### Exercise task
Set the listing down unchanged, minus every embedded image.

>> Begin Material

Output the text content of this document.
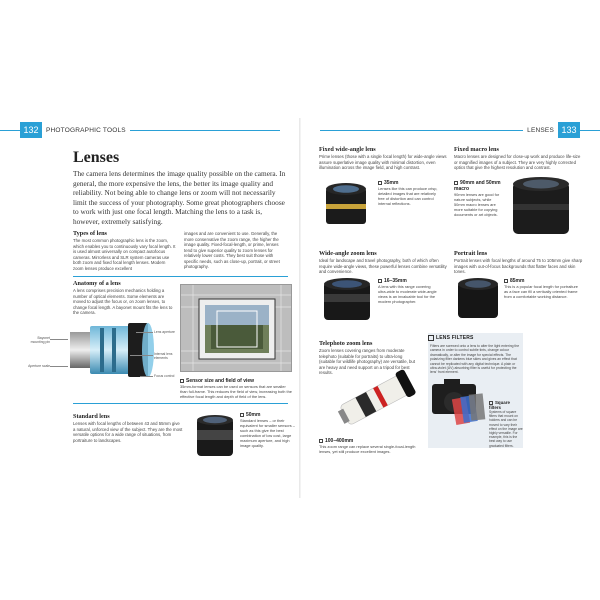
132	PHOTOGRAPHIC TOOLS	LENSES 133
Lenses
The camera lens determines the image quality possible on the camera. In general, the more expensive the lens, the better its image quality and reliability. Not being able to change lens or zoom will not necessarily limit the success of your photography. Some great photographers choose to work with just one focal length. Matching the lens to a task is, however, extremely satisfying.
Types of lens
The most common photographic lens is the zoom, which enables you to continuously vary focal length. It is used almost universally on compact autofocus cameras. Mirrorless and SLR system cameras use both zoom and fixed focal length lenses. Modern zoom lenses produce excellent
images and are convenient to use. Generally, the more conservative the zoom range, the higher the image quality. Fixed-focal-length, or prime, lenses tend to give superior quality to zoom lenses for relatively lower costs. They best suit those with specific needs, such as close-up, portrait, or street photography.
Anatomy of a lens
A lens comprises precision mechanics holding a number of optical elements. Some elements are moved to adjust the focus or, on zoom lenses, to change focal length. A bayonet mount fits the lens to the camera.
Bayonet mounting pin
Aperture scale
Lens aperture
Internal lens elements
Focus control
Sensor size and field of view
35mm-format lenses can be used on sensors that are smaller than full-frame. This reduces the field of view, increasing both the effective focal length and depth of field of the lens.
Standard lens
Lenses with focal lengths of between 43 and 55mm give a natural, unforced view of the subject. They are the most versatile options for a wide range of situations, from portraiture to landscapes.
50mm
Standard lenses – or their equivalent for smaller sensors – such as this give the best combination of low cost, large maximum aperture, and high image quality.
Fixed wide-angle lens
Prime lenses (those with a single focal length) for wide-angle views assure superlative image quality with minimal distortion, even illumination across the image field, and high contrast.
35mm
Lenses like this can produce crisp, detailed images that are relatively free of distortion and can control internal reflections.
Fixed macro lens
Macro lenses are designed for close-up work and produce life-size or magnified images of a subject. They are very highly corrected optics that give the highest resolution and contrast.
90mm and 50mm macro
90mm lenses are good for nature subjects, while 50mm macro lenses are more suitable for copying documents or art objects.
Wide-angle zoom lens
Ideal for landscape and travel photography, both of which often require wide-angle views, these powerful lenses combine versatility and convenience.
16–35mm
A lens with this range covering ultra-wide to moderate wide-angle views is an invaluable tool for the modern photographer.
Portrait lens
Portrait lenses with focal lengths of around 75 to 105mm give sharp images with out-of-focus backgrounds that flatter faces and skin tones.
85mm
This is a popular focal length for portraiture as a face can fill a vertically oriented frame from a comfortable working distance.
Telephoto zoom lens
Zoom lenses covering ranges from moderate telephoto (suitable for portraits) to ultra-long (suitable for wildlife photography) are versatile, but are heavy and need support on a tripod for best results.
100–400mm
This zoom range can replace several single-focal-length lenses, yet still produce excellent images.
LENS FILTERS
Filters are screwed onto a lens to alter the light entering the camera in order to control subtle tints, change colour dramatically, or alter the image for special effects. The polarizing filter darkens blue skies and gives an effect that cannot be replicated with any digital technique. A plain or ultra-violet (UV) absorbing filter is useful for protecting the lens' front element.
Square filters
Systems of square filters that mount on holders and can be moved to vary their effect on the image are highly versatile. For example, this is the best way to use graduated filters.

>> End Material

### Solution for this task
Output the text content of this document.
132	PHOTOGRAPHIC TOOLS	LENSES 133
Lenses
The camera lens determines the image quality possible on the camera. In general, the more expensive the lens, the better its image quality and reliability. Not being able to change lens or zoom will not necessarily limit the success of your photography. Some great photographers choose to work with just one focal length. Matching the lens to a task is, however, extremely satisfying.
Types of lens
The most common photographic lens is the zoom, which enables you to continuously vary focal length. It is used almost universally on compact autofocus cameras. Mirrorless and SLR system cameras use both zoom and fixed focal length lenses. Modern zoom lenses produce excellent
images and are convenient to use. Generally, the more conservative the zoom range, the higher the image quality. Fixed-focal-length, or prime, lenses tend to give superior quality to zoom lenses for relatively lower costs. They best suit those with specific needs, such as close-up, portrait, or street photography.
Anatomy of a lens
A lens comprises precision mechanics holding a number of optical elements. Some elements are moved to adjust the focus or, on zoom lenses, to change focal length. A bayonet mount fits the lens to the camera.
Bayonet mounting pin
Aperture scale
Lens aperture
Internal lens elements
Focus control
Sensor size and field of view
35mm-format lenses can be used on sensors that are smaller than full-frame. This reduces the field of view, increasing both the effective focal length and depth of field of the lens.
Standard lens
Lenses with focal lengths of between 43 and 55mm give a natural, unforced view of the subject. They are the most versatile options for a wide range of situations, from portraiture to landscapes.
50mm
Standard lenses – or their equivalent for smaller sensors – such as this give the best combination of low cost, large maximum aperture, and high image quality.
Fixed wide-angle lens
Prime lenses (those with a single focal length) for wide-angle views assure superlative image quality with minimal distortion, even illumination across the image field, and high contrast.
35mm
Lenses like this can produce crisp, detailed images that are relatively free of distortion and can control internal reflections.
Fixed macro lens
Macro lenses are designed for close-up work and produce life-size or magnified images of a subject. They are very highly corrected optics that give the highest resolution and contrast.
90mm and 50mm macro
90mm lenses are good for nature subjects, while 50mm macro lenses are more suitable for copying documents or art objects.
Wide-angle zoom lens
Ideal for landscape and travel photography, both of which often require wide-angle views, these powerful lenses combine versatility and convenience.
16–35mm
A lens with this range covering ultra-wide to moderate wide-angle views is an invaluable tool for the modern photographer.
Portrait lens
Portrait lenses with focal lengths of around 75 to 105mm give sharp images with out-of-focus backgrounds that flatter faces and skin tones.
85mm
This is a popular focal length for portraiture as a face can fill a vertically oriented frame from a comfortable working distance.
Telephoto zoom lens
Zoom lenses covering ranges from moderate telephoto (suitable for portraits) to ultra-long (suitable for wildlife photography) are versatile, but are heavy and need support on a tripod for best results.
100–400mm
This zoom range can replace several single-focal-length lenses, yet still produce excellent images.
LENS FILTERS
Filters are screwed onto a lens to alter the light entering the camera in order to control subtle tints, change colour dramatically, or alter the image for special effects. The polarizing filter darkens blue skies and gives an effect that cannot be replicated with any digital technique. A plain or ultra-violet (UV) absorbing filter is useful for protecting the lens' front element.
Square filters
Systems of square filters that mount on holders and can be moved to vary their effect on the image are highly versatile. For example, this is the best way to use graduated filters.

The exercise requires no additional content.